--- start Records supplied ---

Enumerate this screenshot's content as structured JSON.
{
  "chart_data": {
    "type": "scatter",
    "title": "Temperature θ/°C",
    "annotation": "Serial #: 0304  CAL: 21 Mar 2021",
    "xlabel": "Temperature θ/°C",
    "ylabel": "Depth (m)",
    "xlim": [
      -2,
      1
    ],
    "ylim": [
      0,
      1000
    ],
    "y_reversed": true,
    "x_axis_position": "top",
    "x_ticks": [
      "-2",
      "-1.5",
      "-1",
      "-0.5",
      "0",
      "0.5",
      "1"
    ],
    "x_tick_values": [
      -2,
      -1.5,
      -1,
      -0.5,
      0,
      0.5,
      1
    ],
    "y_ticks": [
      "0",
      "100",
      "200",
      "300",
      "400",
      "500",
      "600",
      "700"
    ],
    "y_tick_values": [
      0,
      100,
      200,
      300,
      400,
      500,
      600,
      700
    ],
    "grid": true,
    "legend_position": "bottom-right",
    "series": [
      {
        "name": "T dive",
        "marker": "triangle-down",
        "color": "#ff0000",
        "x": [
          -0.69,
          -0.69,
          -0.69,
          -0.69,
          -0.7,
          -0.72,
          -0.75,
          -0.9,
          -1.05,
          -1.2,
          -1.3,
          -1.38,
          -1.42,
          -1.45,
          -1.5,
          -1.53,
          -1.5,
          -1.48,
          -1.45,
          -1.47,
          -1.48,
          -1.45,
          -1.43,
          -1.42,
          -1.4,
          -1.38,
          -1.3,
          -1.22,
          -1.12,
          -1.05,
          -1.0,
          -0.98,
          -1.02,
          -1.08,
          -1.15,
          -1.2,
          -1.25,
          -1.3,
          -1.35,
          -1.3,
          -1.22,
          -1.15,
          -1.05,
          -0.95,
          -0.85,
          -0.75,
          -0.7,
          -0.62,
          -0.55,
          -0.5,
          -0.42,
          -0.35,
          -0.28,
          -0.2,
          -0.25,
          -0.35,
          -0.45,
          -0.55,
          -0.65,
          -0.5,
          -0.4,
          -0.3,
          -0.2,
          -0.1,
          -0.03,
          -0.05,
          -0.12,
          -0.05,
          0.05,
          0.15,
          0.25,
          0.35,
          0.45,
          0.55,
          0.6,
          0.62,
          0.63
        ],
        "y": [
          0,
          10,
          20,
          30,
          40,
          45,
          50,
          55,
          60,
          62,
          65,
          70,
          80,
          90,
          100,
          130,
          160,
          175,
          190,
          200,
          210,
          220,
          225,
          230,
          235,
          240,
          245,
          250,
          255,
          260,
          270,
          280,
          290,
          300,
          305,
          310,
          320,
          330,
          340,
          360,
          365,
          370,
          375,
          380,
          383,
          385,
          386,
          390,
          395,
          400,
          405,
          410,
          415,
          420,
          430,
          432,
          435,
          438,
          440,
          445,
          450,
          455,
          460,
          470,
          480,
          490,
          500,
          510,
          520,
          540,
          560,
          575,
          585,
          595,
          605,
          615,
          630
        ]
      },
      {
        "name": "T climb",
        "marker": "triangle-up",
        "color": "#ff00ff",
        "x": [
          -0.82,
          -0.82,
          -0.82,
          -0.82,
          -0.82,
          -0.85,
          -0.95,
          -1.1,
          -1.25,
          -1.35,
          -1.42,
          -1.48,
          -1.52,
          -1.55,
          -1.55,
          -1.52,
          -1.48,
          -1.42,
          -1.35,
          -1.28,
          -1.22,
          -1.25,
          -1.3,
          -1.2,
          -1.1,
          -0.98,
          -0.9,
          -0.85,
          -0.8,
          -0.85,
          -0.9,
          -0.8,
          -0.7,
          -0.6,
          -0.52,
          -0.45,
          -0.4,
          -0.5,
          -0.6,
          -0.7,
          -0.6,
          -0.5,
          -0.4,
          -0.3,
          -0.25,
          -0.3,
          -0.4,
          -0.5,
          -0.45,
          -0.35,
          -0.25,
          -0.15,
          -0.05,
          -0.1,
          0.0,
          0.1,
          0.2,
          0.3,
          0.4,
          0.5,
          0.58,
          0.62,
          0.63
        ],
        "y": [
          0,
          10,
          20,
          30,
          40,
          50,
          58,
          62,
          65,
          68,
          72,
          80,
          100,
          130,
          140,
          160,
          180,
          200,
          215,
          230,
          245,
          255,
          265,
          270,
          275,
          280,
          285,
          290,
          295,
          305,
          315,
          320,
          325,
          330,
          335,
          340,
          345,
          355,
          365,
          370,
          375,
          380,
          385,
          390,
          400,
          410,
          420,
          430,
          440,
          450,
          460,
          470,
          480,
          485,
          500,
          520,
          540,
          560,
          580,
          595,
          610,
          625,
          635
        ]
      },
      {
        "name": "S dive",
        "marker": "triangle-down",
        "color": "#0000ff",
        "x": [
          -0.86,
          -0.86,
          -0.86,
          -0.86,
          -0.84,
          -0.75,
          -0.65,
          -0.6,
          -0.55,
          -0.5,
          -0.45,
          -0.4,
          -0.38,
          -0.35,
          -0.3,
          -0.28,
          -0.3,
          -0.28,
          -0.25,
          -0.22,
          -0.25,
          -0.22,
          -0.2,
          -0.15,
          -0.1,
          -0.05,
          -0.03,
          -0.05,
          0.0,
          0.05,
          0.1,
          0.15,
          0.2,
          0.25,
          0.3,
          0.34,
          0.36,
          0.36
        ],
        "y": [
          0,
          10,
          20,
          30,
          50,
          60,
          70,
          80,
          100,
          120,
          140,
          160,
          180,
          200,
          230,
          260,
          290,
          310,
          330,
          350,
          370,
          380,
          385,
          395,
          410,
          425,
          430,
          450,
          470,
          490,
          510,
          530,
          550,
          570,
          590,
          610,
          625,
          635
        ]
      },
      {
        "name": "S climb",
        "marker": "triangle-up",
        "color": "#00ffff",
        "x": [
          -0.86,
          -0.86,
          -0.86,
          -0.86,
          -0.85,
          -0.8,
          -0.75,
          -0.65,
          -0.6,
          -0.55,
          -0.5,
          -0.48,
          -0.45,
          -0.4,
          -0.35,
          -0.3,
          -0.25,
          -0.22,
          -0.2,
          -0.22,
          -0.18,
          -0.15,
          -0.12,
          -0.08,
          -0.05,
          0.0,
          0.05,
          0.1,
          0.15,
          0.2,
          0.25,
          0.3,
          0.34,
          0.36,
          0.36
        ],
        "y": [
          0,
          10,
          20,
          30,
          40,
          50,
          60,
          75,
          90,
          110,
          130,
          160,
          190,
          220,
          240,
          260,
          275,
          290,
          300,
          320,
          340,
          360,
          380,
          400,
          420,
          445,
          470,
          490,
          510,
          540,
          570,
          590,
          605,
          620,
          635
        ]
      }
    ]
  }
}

--- end Records supplied ---

Your task is to quote all of the data word for word.

Enumerate this screenshot's content as structured JSON.
{
  "chart_data": {
    "type": "scatter",
    "title": "Temperature θ/°C",
    "annotation": "Serial #: 0304  CAL: 21 Mar 2021",
    "xlabel": "Temperature θ/°C",
    "ylabel": "Depth (m)",
    "xlim": [
      -2,
      1
    ],
    "ylim": [
      0,
      1000
    ],
    "y_reversed": true,
    "x_axis_position": "top",
    "x_ticks": [
      "-2",
      "-1.5",
      "-1",
      "-0.5",
      "0",
      "0.5",
      "1"
    ],
    "x_tick_values": [
      -2,
      -1.5,
      -1,
      -0.5,
      0,
      0.5,
      1
    ],
    "y_ticks": [
      "0",
      "100",
      "200",
      "300",
      "400",
      "500",
      "600",
      "700"
    ],
    "y_tick_values": [
      0,
      100,
      200,
      300,
      400,
      500,
      600,
      700
    ],
    "grid": true,
    "legend_position": "bottom-right",
    "series": [
      {
        "name": "T dive",
        "marker": "triangle-down",
        "color": "#ff0000",
        "x": [
          -0.69,
          -0.69,
          -0.69,
          -0.69,
          -0.7,
          -0.72,
          -0.75,
          -0.9,
          -1.05,
          -1.2,
          -1.3,
          -1.38,
          -1.42,
          -1.45,
          -1.5,
          -1.53,
          -1.5,
          -1.48,
          -1.45,
          -1.47,
          -1.48,
          -1.45,
          -1.43,
          -1.42,
          -1.4,
          -1.38,
          -1.3,
          -1.22,
          -1.12,
          -1.05,
          -1.0,
          -0.98,
          -1.02,
          -1.08,
          -1.15,
          -1.2,
          -1.25,
          -1.3,
          -1.35,
          -1.3,
          -1.22,
          -1.15,
          -1.05,
          -0.95,
          -0.85,
          -0.75,
          -0.7,
          -0.62,
          -0.55,
          -0.5,
          -0.42,
          -0.35,
          -0.28,
          -0.2,
          -0.25,
          -0.35,
          -0.45,
          -0.55,
          -0.65,
          -0.5,
          -0.4,
          -0.3,
          -0.2,
          -0.1,
          -0.03,
          -0.05,
          -0.12,
          -0.05,
          0.05,
          0.15,
          0.25,
          0.35,
          0.45,
          0.55,
          0.6,
          0.62,
          0.63
        ],
        "y": [
          0,
          10,
          20,
          30,
          40,
          45,
          50,
          55,
          60,
          62,
          65,
          70,
          80,
          90,
          100,
          130,
          160,
          175,
          190,
          200,
          210,
          220,
          225,
          230,
          235,
          240,
          245,
          250,
          255,
          260,
          270,
          280,
          290,
          300,
          305,
          310,
          320,
          330,
          340,
          360,
          365,
          370,
          375,
          380,
          383,
          385,
          386,
          390,
          395,
          400,
          405,
          410,
          415,
          420,
          430,
          432,
          435,
          438,
          440,
          445,
          450,
          455,
          460,
          470,
          480,
          490,
          500,
          510,
          520,
          540,
          560,
          575,
          585,
          595,
          605,
          615,
          630
        ]
      },
      {
        "name": "T climb",
        "marker": "triangle-up",
        "color": "#ff00ff",
        "x": [
          -0.82,
          -0.82,
          -0.82,
          -0.82,
          -0.82,
          -0.85,
          -0.95,
          -1.1,
          -1.25,
          -1.35,
          -1.42,
          -1.48,
          -1.52,
          -1.55,
          -1.55,
          -1.52,
          -1.48,
          -1.42,
          -1.35,
          -1.28,
          -1.22,
          -1.25,
          -1.3,
          -1.2,
          -1.1,
          -0.98,
          -0.9,
          -0.85,
          -0.8,
          -0.85,
          -0.9,
          -0.8,
          -0.7,
          -0.6,
          -0.52,
          -0.45,
          -0.4,
          -0.5,
          -0.6,
          -0.7,
          -0.6,
          -0.5,
          -0.4,
          -0.3,
          -0.25,
          -0.3,
          -0.4,
          -0.5,
          -0.45,
          -0.35,
          -0.25,
          -0.15,
          -0.05,
          -0.1,
          0.0,
          0.1,
          0.2,
          0.3,
          0.4,
          0.5,
          0.58,
          0.62,
          0.63
        ],
        "y": [
          0,
          10,
          20,
          30,
          40,
          50,
          58,
          62,
          65,
          68,
          72,
          80,
          100,
          130,
          140,
          160,
          180,
          200,
          215,
          230,
          245,
          255,
          265,
          270,
          275,
          280,
          285,
          290,
          295,
          305,
          315,
          320,
          325,
          330,
          335,
          340,
          345,
          355,
          365,
          370,
          375,
          380,
          385,
          390,
          400,
          410,
          420,
          430,
          440,
          450,
          460,
          470,
          480,
          485,
          500,
          520,
          540,
          560,
          580,
          595,
          610,
          625,
          635
        ]
      },
      {
        "name": "S dive",
        "marker": "triangle-down",
        "color": "#0000ff",
        "x": [
          -0.86,
          -0.86,
          -0.86,
          -0.86,
          -0.84,
          -0.75,
          -0.65,
          -0.6,
          -0.55,
          -0.5,
          -0.45,
          -0.4,
          -0.38,
          -0.35,
          -0.3,
          -0.28,
          -0.3,
          -0.28,
          -0.25,
          -0.22,
          -0.25,
          -0.22,
          -0.2,
          -0.15,
          -0.1,
          -0.05,
          -0.03,
          -0.05,
          0.0,
          0.05,
          0.1,
          0.15,
          0.2,
          0.25,
          0.3,
          0.34,
          0.36,
          0.36
        ],
        "y": [
          0,
          10,
          20,
          30,
          50,
          60,
          70,
          80,
          100,
          120,
          140,
          160,
          180,
          200,
          230,
          260,
          290,
          310,
          330,
          350,
          370,
          380,
          385,
          395,
          410,
          425,
          430,
          450,
          470,
          490,
          510,
          530,
          550,
          570,
          590,
          610,
          625,
          635
        ]
      },
      {
        "name": "S climb",
        "marker": "triangle-up",
        "color": "#00ffff",
        "x": [
          -0.86,
          -0.86,
          -0.86,
          -0.86,
          -0.85,
          -0.8,
          -0.75,
          -0.65,
          -0.6,
          -0.55,
          -0.5,
          -0.48,
          -0.45,
          -0.4,
          -0.35,
          -0.3,
          -0.25,
          -0.22,
          -0.2,
          -0.22,
          -0.18,
          -0.15,
          -0.12,
          -0.08,
          -0.05,
          0.0,
          0.05,
          0.1,
          0.15,
          0.2,
          0.25,
          0.3,
          0.34,
          0.36,
          0.36
        ],
        "y": [
          0,
          10,
          20,
          30,
          40,
          50,
          60,
          75,
          90,
          110,
          130,
          160,
          190,
          220,
          240,
          260,
          275,
          290,
          300,
          320,
          340,
          360,
          380,
          400,
          420,
          445,
          470,
          490,
          510,
          540,
          570,
          590,
          605,
          620,
          635
        ]
      }
    ]
  }
}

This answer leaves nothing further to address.